What you need to do
Nothing in the entries may be altered; copy them in full.

Recorded information
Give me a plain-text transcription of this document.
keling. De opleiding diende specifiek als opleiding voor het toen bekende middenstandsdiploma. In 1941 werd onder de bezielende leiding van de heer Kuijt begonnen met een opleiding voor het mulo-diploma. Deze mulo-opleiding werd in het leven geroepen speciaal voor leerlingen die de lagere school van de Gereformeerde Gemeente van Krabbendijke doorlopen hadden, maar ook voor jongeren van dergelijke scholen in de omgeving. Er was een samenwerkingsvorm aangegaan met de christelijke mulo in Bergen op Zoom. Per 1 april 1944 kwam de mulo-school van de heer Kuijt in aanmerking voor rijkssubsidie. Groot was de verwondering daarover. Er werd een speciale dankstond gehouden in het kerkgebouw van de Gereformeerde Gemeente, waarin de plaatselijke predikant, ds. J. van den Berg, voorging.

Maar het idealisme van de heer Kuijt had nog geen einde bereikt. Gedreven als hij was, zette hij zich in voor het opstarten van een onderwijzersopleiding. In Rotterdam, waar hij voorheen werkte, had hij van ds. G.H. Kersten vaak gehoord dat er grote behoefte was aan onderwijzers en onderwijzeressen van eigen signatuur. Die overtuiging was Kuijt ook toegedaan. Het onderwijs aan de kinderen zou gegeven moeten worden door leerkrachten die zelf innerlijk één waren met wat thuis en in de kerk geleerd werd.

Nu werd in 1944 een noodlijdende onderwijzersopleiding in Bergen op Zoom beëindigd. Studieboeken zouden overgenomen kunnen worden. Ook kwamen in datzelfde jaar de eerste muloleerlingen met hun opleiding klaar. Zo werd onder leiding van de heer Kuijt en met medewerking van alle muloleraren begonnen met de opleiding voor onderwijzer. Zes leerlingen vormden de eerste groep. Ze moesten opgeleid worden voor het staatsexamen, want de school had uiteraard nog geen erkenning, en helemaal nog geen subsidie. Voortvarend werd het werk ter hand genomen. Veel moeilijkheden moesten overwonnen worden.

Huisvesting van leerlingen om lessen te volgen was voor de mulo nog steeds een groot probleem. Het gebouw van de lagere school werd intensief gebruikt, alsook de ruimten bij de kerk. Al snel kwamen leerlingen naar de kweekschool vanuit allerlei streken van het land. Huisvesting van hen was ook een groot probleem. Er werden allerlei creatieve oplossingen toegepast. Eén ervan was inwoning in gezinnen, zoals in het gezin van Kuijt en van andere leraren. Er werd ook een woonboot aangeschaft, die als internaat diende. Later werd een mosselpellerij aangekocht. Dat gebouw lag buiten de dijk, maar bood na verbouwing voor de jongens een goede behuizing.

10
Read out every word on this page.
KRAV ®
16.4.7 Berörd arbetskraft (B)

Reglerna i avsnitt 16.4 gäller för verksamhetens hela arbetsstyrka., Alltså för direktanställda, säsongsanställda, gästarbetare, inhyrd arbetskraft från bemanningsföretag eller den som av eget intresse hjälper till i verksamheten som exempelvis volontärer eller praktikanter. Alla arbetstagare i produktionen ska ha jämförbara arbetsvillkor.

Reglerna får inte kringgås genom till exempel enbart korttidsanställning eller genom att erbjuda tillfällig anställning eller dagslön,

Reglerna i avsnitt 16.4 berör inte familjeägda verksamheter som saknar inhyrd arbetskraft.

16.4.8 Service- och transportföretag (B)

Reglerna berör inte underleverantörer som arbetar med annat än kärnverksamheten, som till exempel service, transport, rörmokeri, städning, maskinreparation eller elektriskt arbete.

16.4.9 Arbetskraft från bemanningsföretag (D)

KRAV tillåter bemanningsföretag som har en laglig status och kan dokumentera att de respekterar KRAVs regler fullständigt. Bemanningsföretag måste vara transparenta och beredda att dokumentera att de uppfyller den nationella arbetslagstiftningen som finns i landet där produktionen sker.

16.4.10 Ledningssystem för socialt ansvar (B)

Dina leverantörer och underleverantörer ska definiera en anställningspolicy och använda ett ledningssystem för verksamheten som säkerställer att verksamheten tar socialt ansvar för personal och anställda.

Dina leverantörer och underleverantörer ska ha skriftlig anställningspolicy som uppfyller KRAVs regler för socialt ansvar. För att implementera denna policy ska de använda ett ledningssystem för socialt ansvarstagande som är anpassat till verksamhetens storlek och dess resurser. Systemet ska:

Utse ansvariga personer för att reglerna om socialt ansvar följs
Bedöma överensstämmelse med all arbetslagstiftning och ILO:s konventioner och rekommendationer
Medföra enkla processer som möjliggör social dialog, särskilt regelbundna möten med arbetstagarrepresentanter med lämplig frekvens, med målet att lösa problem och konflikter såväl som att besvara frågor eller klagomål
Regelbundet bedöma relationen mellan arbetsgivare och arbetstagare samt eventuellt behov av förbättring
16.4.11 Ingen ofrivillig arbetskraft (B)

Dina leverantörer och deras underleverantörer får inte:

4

Output for this task
Give me a plain-text transcription of this document.
keling. De opleiding diende specifiek als opleiding voor het toen bekende middenstandsdiploma. In 1941 werd onder de bezielende leiding van de heer Kuijt begonnen met een opleiding voor het mulo-diploma. Deze mulo-opleiding werd in het leven geroepen speciaal voor leerlingen die de lagere school van de Gereformeerde Gemeente van Krabbendijke doorlopen hadden, maar ook voor jongeren van dergelijke scholen in de omgeving. Er was een samenwerkingsvorm aangegaan met de christelijke mulo in Bergen op Zoom. Per 1 april 1944 kwam de mulo-school van de heer Kuijt in aanmerking voor rijkssubsidie. Groot was de verwondering daarover. Er werd een speciale dankstond gehouden in het kerkgebouw van de Gereformeerde Gemeente, waarin de plaatselijke predikant, ds. J. van den Berg, voorging.

Maar het idealisme van de heer Kuijt had nog geen einde bereikt. Gedreven als hij was, zette hij zich in voor het opstarten van een onderwijzersopleiding. In Rotterdam, waar hij voorheen werkte, had hij van ds. G.H. Kersten vaak gehoord dat er grote behoefte was aan onderwijzers en onderwijzeressen van eigen signatuur. Die overtuiging was Kuijt ook toegedaan. Het onderwijs aan de kinderen zou gegeven moeten worden door leerkrachten die zelf innerlijk één waren met wat thuis en in de kerk geleerd werd.

Nu werd in 1944 een noodlijdende onderwijzersopleiding in Bergen op Zoom beëindigd. Studieboeken zouden overgenomen kunnen worden. Ook kwamen in datzelfde jaar de eerste muloleerlingen met hun opleiding klaar. Zo werd onder leiding van de heer Kuijt en met medewerking van alle muloleraren begonnen met de opleiding voor onderwijzer. Zes leerlingen vormden de eerste groep. Ze moesten opgeleid worden voor het staatsexamen, want de school had uiteraard nog geen erkenning, en helemaal nog geen subsidie. Voortvarend werd het werk ter hand genomen. Veel moeilijkheden moesten overwonnen worden.

Huisvesting van leerlingen om lessen te volgen was voor de mulo nog steeds een groot probleem. Het gebouw van de lagere school werd intensief gebruikt, alsook de ruimten bij de kerk. Al snel kwamen leerlingen naar de kweekschool vanuit allerlei streken van het land. Huisvesting van hen was ook een groot probleem. Er werden allerlei creatieve oplossingen toegepast. Eén ervan was inwoning in gezinnen, zoals in het gezin van Kuijt en van andere leraren. Er werd ook een woonboot aangeschaft, die als internaat diende. Later werd een mosselpellerij aangekocht. Dat gebouw lag buiten de dijk, maar bood na verbouwing voor de jongens een goede behuizing.

10
Read out every word on this page.
KRAV ®
16.4.7 Berörd arbetskraft (B)

Reglerna i avsnitt 16.4 gäller för verksamhetens hela arbetsstyrka., Alltså för direktanställda, säsongsanställda, gästarbetare, inhyrd arbetskraft från bemanningsföretag eller den som av eget intresse hjälper till i verksamheten som exempelvis volontärer eller praktikanter. Alla arbetstagare i produktionen ska ha jämförbara arbetsvillkor.

Reglerna får inte kringgås genom till exempel enbart korttidsanställning eller genom att erbjuda tillfällig anställning eller dagslön,

Reglerna i avsnitt 16.4 berör inte familjeägda verksamheter som saknar inhyrd arbetskraft.

16.4.8 Service- och transportföretag (B)

Reglerna berör inte underleverantörer som arbetar med annat än kärnverksamheten, som till exempel service, transport, rörmokeri, städning, maskinreparation eller elektriskt arbete.

16.4.9 Arbetskraft från bemanningsföretag (D)

KRAV tillåter bemanningsföretag som har en laglig status och kan dokumentera att de respekterar KRAVs regler fullständigt. Bemanningsföretag måste vara transparenta och beredda att dokumentera att de uppfyller den nationella arbetslagstiftningen som finns i landet där produktionen sker.

16.4.10 Ledningssystem för socialt ansvar (B)

Dina leverantörer och underleverantörer ska definiera en anställningspolicy och använda ett ledningssystem för verksamheten som säkerställer att verksamheten tar socialt ansvar för personal och anställda.

Dina leverantörer och underleverantörer ska ha skriftlig anställningspolicy som uppfyller KRAVs regler för socialt ansvar. För att implementera denna policy ska de använda ett ledningssystem för socialt ansvarstagande som är anpassat till verksamhetens storlek och dess resurser. Systemet ska:

Utse ansvariga personer för att reglerna om socialt ansvar följs
Bedöma överensstämmelse med all arbetslagstiftning och ILO:s konventioner och rekommendationer
Medföra enkla processer som möjliggör social dialog, särskilt regelbundna möten med arbetstagarrepresentanter med lämplig frekvens, med målet att lösa problem och konflikter såväl som att besvara frågor eller klagomål
Regelbundet bedöma relationen mellan arbetsgivare och arbetstagare samt eventuellt behov av förbättring
16.4.11 Ingen ofrivillig arbetskraft (B)

Dina leverantörer och deras underleverantörer får inte:

4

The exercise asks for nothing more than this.